**Stated problem**
All of the listing below must be repeated word for word. Pictures are the only thing to omit.
** BEGIN The records **
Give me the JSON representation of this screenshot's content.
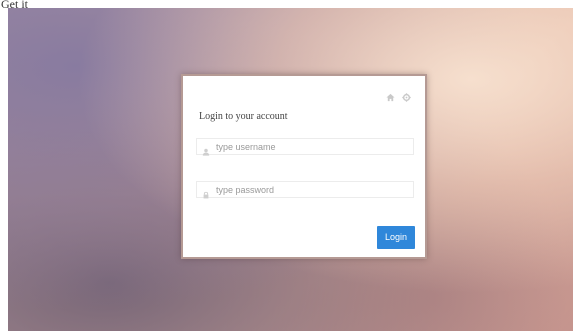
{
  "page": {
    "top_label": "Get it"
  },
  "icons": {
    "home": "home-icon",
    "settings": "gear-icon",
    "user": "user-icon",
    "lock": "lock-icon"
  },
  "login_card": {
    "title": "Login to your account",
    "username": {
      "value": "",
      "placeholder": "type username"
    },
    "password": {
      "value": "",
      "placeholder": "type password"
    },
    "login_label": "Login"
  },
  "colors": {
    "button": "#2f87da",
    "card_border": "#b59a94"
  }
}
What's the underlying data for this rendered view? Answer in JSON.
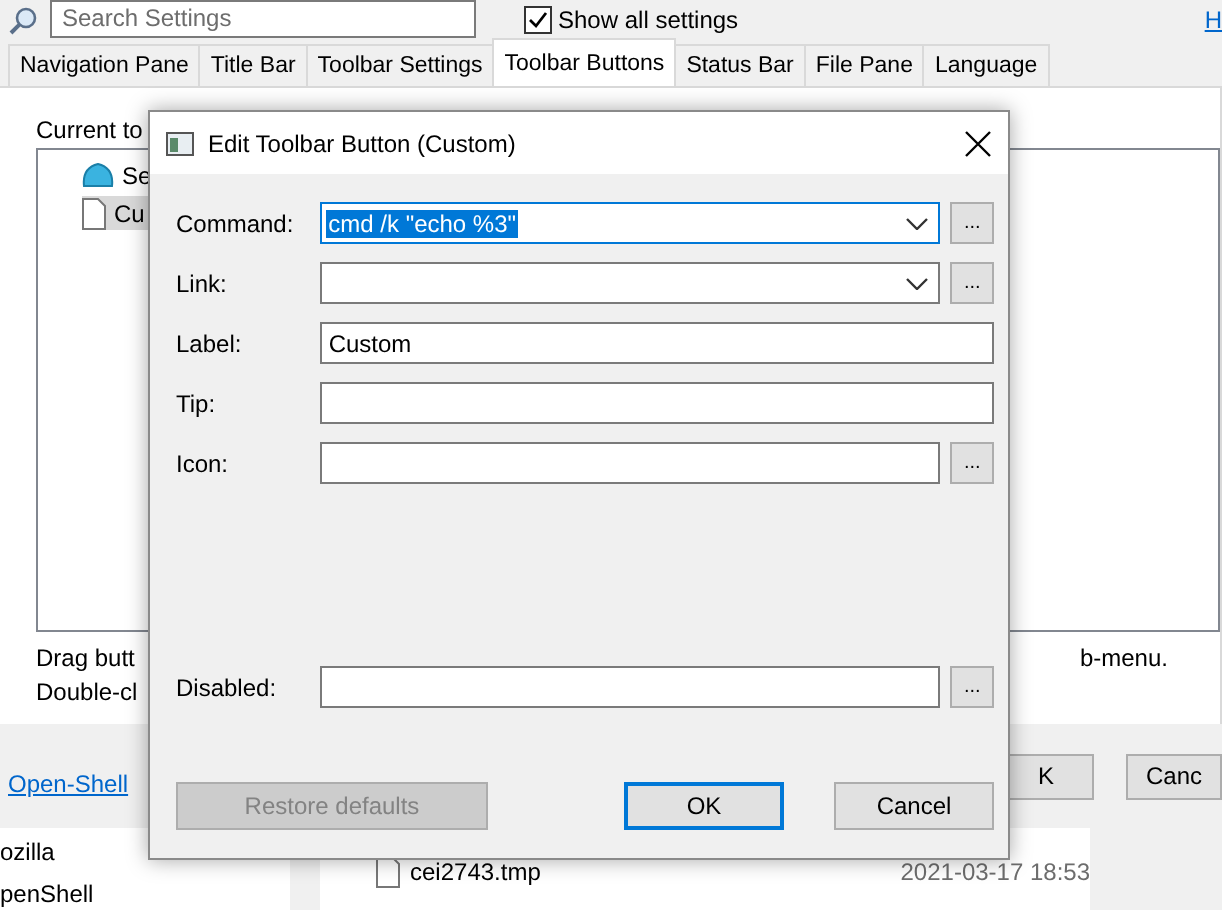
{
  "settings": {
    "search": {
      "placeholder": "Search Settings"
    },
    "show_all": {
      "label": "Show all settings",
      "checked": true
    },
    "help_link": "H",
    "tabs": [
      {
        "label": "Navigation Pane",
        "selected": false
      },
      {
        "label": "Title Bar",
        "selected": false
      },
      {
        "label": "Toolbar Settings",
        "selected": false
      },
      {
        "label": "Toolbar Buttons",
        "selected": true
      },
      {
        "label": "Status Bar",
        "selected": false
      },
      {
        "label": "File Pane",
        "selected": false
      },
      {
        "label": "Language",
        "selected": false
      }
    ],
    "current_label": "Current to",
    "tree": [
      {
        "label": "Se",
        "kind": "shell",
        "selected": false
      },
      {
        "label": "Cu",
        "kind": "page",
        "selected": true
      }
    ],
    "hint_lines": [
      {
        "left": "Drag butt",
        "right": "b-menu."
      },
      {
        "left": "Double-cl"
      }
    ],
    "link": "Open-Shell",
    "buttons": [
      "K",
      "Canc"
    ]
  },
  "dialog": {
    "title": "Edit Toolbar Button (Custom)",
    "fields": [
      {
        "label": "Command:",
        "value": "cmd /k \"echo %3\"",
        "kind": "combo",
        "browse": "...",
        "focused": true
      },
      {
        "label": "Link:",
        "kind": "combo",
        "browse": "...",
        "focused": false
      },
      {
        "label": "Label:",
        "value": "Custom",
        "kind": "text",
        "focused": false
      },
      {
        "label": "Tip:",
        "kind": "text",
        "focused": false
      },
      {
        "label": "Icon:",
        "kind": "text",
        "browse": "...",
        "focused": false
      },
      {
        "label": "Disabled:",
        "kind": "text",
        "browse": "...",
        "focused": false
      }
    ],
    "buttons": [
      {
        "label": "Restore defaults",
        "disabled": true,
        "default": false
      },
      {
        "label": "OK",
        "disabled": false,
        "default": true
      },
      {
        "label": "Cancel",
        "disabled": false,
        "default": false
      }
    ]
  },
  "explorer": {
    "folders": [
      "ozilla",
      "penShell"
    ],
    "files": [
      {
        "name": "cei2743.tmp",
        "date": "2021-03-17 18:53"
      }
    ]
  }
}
** END The records **
**Solution for this problem**
Give me the JSON representation of this screenshot's content.
{
  "page": {
    "top_label": "Get it"
  },
  "icons": {
    "home": "home-icon",
    "settings": "gear-icon",
    "user": "user-icon",
    "lock": "lock-icon"
  },
  "login_card": {
    "title": "Login to your account",
    "username": {
      "value": "",
      "placeholder": "type username"
    },
    "password": {
      "value": "",
      "placeholder": "type password"
    },
    "login_label": "Login"
  },
  "colors": {
    "button": "#2f87da",
    "card_border": "#b59a94"
  }
}
What's the underlying data for this rendered view? Answer in JSON.
{
  "settings": {
    "search": {
      "placeholder": "Search Settings"
    },
    "show_all": {
      "label": "Show all settings",
      "checked": true
    },
    "help_link": "H",
    "tabs": [
      {
        "label": "Navigation Pane",
        "selected": false
      },
      {
        "label": "Title Bar",
        "selected": false
      },
      {
        "label": "Toolbar Settings",
        "selected": false
      },
      {
        "label": "Toolbar Buttons",
        "selected": true
      },
      {
        "label": "Status Bar",
        "selected": false
      },
      {
        "label": "File Pane",
        "selected": false
      },
      {
        "label": "Language",
        "selected": false
      }
    ],
    "current_label": "Current to",
    "tree": [
      {
        "label": "Se",
        "kind": "shell",
        "selected": false
      },
      {
        "label": "Cu",
        "kind": "page",
        "selected": true
      }
    ],
    "hint_lines": [
      {
        "left": "Drag butt",
        "right": "b-menu."
      },
      {
        "left": "Double-cl"
      }
    ],
    "link": "Open-Shell",
    "buttons": [
      "K",
      "Canc"
    ]
  },
  "dialog": {
    "title": "Edit Toolbar Button (Custom)",
    "fields": [
      {
        "label": "Command:",
        "value": "cmd /k \"echo %3\"",
        "kind": "combo",
        "browse": "...",
        "focused": true
      },
      {
        "label": "Link:",
        "kind": "combo",
        "browse": "...",
        "focused": false
      },
      {
        "label": "Label:",
        "value": "Custom",
        "kind": "text",
        "focused": false
      },
      {
        "label": "Tip:",
        "kind": "text",
        "focused": false
      },
      {
        "label": "Icon:",
        "kind": "text",
        "browse": "...",
        "focused": false
      },
      {
        "label": "Disabled:",
        "kind": "text",
        "browse": "...",
        "focused": false
      }
    ],
    "buttons": [
      {
        "label": "Restore defaults",
        "disabled": true,
        "default": false
      },
      {
        "label": "OK",
        "disabled": false,
        "default": true
      },
      {
        "label": "Cancel",
        "disabled": false,
        "default": false
      }
    ]
  },
  "explorer": {
    "folders": [
      "ozilla",
      "penShell"
    ],
    "files": [
      {
        "name": "cei2743.tmp",
        "date": "2021-03-17 18:53"
      }
    ]
  }
}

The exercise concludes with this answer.